→ **THE PROBLEM**: Every line in the listing is to be echoed verbatim.

→ **RECORDS FOR THIS TASK**:

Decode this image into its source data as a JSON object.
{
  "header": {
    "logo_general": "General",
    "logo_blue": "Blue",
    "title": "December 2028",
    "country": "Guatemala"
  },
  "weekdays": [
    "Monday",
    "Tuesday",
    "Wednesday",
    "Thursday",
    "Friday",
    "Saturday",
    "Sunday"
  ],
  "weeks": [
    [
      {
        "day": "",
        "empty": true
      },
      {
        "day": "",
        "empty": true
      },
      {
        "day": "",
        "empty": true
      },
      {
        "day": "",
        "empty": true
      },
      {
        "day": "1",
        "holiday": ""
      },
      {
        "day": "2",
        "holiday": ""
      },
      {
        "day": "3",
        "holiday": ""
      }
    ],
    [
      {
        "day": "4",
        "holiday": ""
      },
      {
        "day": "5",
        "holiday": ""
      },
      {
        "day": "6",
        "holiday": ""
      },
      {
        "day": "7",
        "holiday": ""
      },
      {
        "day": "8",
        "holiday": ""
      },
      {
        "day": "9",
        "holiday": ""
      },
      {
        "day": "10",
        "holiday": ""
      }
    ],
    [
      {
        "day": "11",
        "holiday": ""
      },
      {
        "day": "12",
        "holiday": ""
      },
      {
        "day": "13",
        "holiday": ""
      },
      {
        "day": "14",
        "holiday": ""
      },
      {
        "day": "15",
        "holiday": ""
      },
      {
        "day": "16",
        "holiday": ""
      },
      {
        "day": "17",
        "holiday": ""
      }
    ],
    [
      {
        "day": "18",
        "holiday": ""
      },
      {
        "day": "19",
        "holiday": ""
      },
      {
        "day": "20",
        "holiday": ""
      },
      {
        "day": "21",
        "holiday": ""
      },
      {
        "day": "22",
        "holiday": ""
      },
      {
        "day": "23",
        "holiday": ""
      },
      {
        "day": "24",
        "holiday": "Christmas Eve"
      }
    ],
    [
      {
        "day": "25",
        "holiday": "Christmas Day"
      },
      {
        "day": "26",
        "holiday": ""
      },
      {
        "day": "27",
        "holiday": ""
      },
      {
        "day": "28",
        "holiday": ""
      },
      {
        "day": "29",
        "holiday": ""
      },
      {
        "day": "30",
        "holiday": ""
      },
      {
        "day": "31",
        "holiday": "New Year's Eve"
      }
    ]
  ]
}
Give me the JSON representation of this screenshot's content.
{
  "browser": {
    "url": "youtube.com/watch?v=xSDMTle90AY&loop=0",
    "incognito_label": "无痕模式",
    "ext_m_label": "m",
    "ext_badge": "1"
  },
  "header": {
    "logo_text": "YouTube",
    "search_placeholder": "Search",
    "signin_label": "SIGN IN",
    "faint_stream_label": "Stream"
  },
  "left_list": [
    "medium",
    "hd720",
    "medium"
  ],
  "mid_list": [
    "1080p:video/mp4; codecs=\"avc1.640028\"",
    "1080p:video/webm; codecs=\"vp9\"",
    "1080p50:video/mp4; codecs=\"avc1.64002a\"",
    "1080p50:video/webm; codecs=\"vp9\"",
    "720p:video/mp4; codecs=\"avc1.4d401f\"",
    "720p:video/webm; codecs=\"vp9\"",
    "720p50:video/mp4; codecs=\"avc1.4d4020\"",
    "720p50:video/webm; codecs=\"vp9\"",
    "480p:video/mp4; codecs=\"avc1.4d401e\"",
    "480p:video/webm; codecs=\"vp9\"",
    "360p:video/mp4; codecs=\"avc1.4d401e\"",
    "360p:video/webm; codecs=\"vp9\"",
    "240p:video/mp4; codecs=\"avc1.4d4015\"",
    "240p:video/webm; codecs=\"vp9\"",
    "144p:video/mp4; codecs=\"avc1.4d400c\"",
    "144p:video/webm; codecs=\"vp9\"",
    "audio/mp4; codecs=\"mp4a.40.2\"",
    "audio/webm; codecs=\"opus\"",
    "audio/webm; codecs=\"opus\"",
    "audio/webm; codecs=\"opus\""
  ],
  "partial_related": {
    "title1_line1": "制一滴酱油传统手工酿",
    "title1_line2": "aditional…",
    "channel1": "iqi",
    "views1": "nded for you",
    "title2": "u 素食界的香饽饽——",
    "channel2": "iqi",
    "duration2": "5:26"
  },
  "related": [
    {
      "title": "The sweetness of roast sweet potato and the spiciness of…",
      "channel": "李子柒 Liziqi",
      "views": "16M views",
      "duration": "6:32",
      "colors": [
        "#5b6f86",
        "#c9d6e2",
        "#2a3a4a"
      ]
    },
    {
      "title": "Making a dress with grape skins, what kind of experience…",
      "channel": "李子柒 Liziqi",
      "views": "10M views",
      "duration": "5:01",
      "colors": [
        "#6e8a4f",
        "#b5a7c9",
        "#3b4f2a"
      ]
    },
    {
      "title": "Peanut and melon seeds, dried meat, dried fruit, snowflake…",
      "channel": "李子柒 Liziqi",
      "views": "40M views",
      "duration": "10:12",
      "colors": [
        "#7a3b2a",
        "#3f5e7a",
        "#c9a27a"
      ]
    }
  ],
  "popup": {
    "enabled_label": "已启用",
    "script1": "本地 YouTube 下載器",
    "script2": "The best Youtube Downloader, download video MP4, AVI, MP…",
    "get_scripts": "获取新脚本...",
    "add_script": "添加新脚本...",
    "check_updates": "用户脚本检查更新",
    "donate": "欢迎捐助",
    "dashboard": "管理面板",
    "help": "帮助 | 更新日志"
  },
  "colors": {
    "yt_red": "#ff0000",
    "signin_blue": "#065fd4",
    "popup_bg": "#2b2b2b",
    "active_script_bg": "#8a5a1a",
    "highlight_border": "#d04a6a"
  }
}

→ **SOLUTION TO THIS PROBLEM**:
Decode this image into its source data as a JSON object.
{
  "header": {
    "logo_general": "General",
    "logo_blue": "Blue",
    "title": "December 2028",
    "country": "Guatemala"
  },
  "weekdays": [
    "Monday",
    "Tuesday",
    "Wednesday",
    "Thursday",
    "Friday",
    "Saturday",
    "Sunday"
  ],
  "weeks": [
    [
      {
        "day": "",
        "empty": true
      },
      {
        "day": "",
        "empty": true
      },
      {
        "day": "",
        "empty": true
      },
      {
        "day": "",
        "empty": true
      },
      {
        "day": "1",
        "holiday": ""
      },
      {
        "day": "2",
        "holiday": ""
      },
      {
        "day": "3",
        "holiday": ""
      }
    ],
    [
      {
        "day": "4",
        "holiday": ""
      },
      {
        "day": "5",
        "holiday": ""
      },
      {
        "day": "6",
        "holiday": ""
      },
      {
        "day": "7",
        "holiday": ""
      },
      {
        "day": "8",
        "holiday": ""
      },
      {
        "day": "9",
        "holiday": ""
      },
      {
        "day": "10",
        "holiday": ""
      }
    ],
    [
      {
        "day": "11",
        "holiday": ""
      },
      {
        "day": "12",
        "holiday": ""
      },
      {
        "day": "13",
        "holiday": ""
      },
      {
        "day": "14",
        "holiday": ""
      },
      {
        "day": "15",
        "holiday": ""
      },
      {
        "day": "16",
        "holiday": ""
      },
      {
        "day": "17",
        "holiday": ""
      }
    ],
    [
      {
        "day": "18",
        "holiday": ""
      },
      {
        "day": "19",
        "holiday": ""
      },
      {
        "day": "20",
        "holiday": ""
      },
      {
        "day": "21",
        "holiday": ""
      },
      {
        "day": "22",
        "holiday": ""
      },
      {
        "day": "23",
        "holiday": ""
      },
      {
        "day": "24",
        "holiday": "Christmas Eve"
      }
    ],
    [
      {
        "day": "25",
        "holiday": "Christmas Day"
      },
      {
        "day": "26",
        "holiday": ""
      },
      {
        "day": "27",
        "holiday": ""
      },
      {
        "day": "28",
        "holiday": ""
      },
      {
        "day": "29",
        "holiday": ""
      },
      {
        "day": "30",
        "holiday": ""
      },
      {
        "day": "31",
        "holiday": "New Year's Eve"
      }
    ]
  ]
}
Give me the JSON representation of this screenshot's content.
{
  "browser": {
    "url": "youtube.com/watch?v=xSDMTle90AY&loop=0",
    "incognito_label": "无痕模式",
    "ext_m_label": "m",
    "ext_badge": "1"
  },
  "header": {
    "logo_text": "YouTube",
    "search_placeholder": "Search",
    "signin_label": "SIGN IN",
    "faint_stream_label": "Stream"
  },
  "left_list": [
    "medium",
    "hd720",
    "medium"
  ],
  "mid_list": [
    "1080p:video/mp4; codecs=\"avc1.640028\"",
    "1080p:video/webm; codecs=\"vp9\"",
    "1080p50:video/mp4; codecs=\"avc1.64002a\"",
    "1080p50:video/webm; codecs=\"vp9\"",
    "720p:video/mp4; codecs=\"avc1.4d401f\"",
    "720p:video/webm; codecs=\"vp9\"",
    "720p50:video/mp4; codecs=\"avc1.4d4020\"",
    "720p50:video/webm; codecs=\"vp9\"",
    "480p:video/mp4; codecs=\"avc1.4d401e\"",
    "480p:video/webm; codecs=\"vp9\"",
    "360p:video/mp4; codecs=\"avc1.4d401e\"",
    "360p:video/webm; codecs=\"vp9\"",
    "240p:video/mp4; codecs=\"avc1.4d4015\"",
    "240p:video/webm; codecs=\"vp9\"",
    "144p:video/mp4; codecs=\"avc1.4d400c\"",
    "144p:video/webm; codecs=\"vp9\"",
    "audio/mp4; codecs=\"mp4a.40.2\"",
    "audio/webm; codecs=\"opus\"",
    "audio/webm; codecs=\"opus\"",
    "audio/webm; codecs=\"opus\""
  ],
  "partial_related": {
    "title1_line1": "制一滴酱油传统手工酿",
    "title1_line2": "aditional…",
    "channel1": "iqi",
    "views1": "nded for you",
    "title2": "u 素食界的香饽饽——",
    "channel2": "iqi",
    "duration2": "5:26"
  },
  "related": [
    {
      "title": "The sweetness of roast sweet potato and the spiciness of…",
      "channel": "李子柒 Liziqi",
      "views": "16M views",
      "duration": "6:32",
      "colors": [
        "#5b6f86",
        "#c9d6e2",
        "#2a3a4a"
      ]
    },
    {
      "title": "Making a dress with grape skins, what kind of experience…",
      "channel": "李子柒 Liziqi",
      "views": "10M views",
      "duration": "5:01",
      "colors": [
        "#6e8a4f",
        "#b5a7c9",
        "#3b4f2a"
      ]
    },
    {
      "title": "Peanut and melon seeds, dried meat, dried fruit, snowflake…",
      "channel": "李子柒 Liziqi",
      "views": "40M views",
      "duration": "10:12",
      "colors": [
        "#7a3b2a",
        "#3f5e7a",
        "#c9a27a"
      ]
    }
  ],
  "popup": {
    "enabled_label": "已启用",
    "script1": "本地 YouTube 下載器",
    "script2": "The best Youtube Downloader, download video MP4, AVI, MP…",
    "get_scripts": "获取新脚本...",
    "add_script": "添加新脚本...",
    "check_updates": "用户脚本检查更新",
    "donate": "欢迎捐助",
    "dashboard": "管理面板",
    "help": "帮助 | 更新日志"
  },
  "colors": {
    "yt_red": "#ff0000",
    "signin_blue": "#065fd4",
    "popup_bg": "#2b2b2b",
    "active_script_bg": "#8a5a1a",
    "highlight_border": "#d04a6a"
  }
}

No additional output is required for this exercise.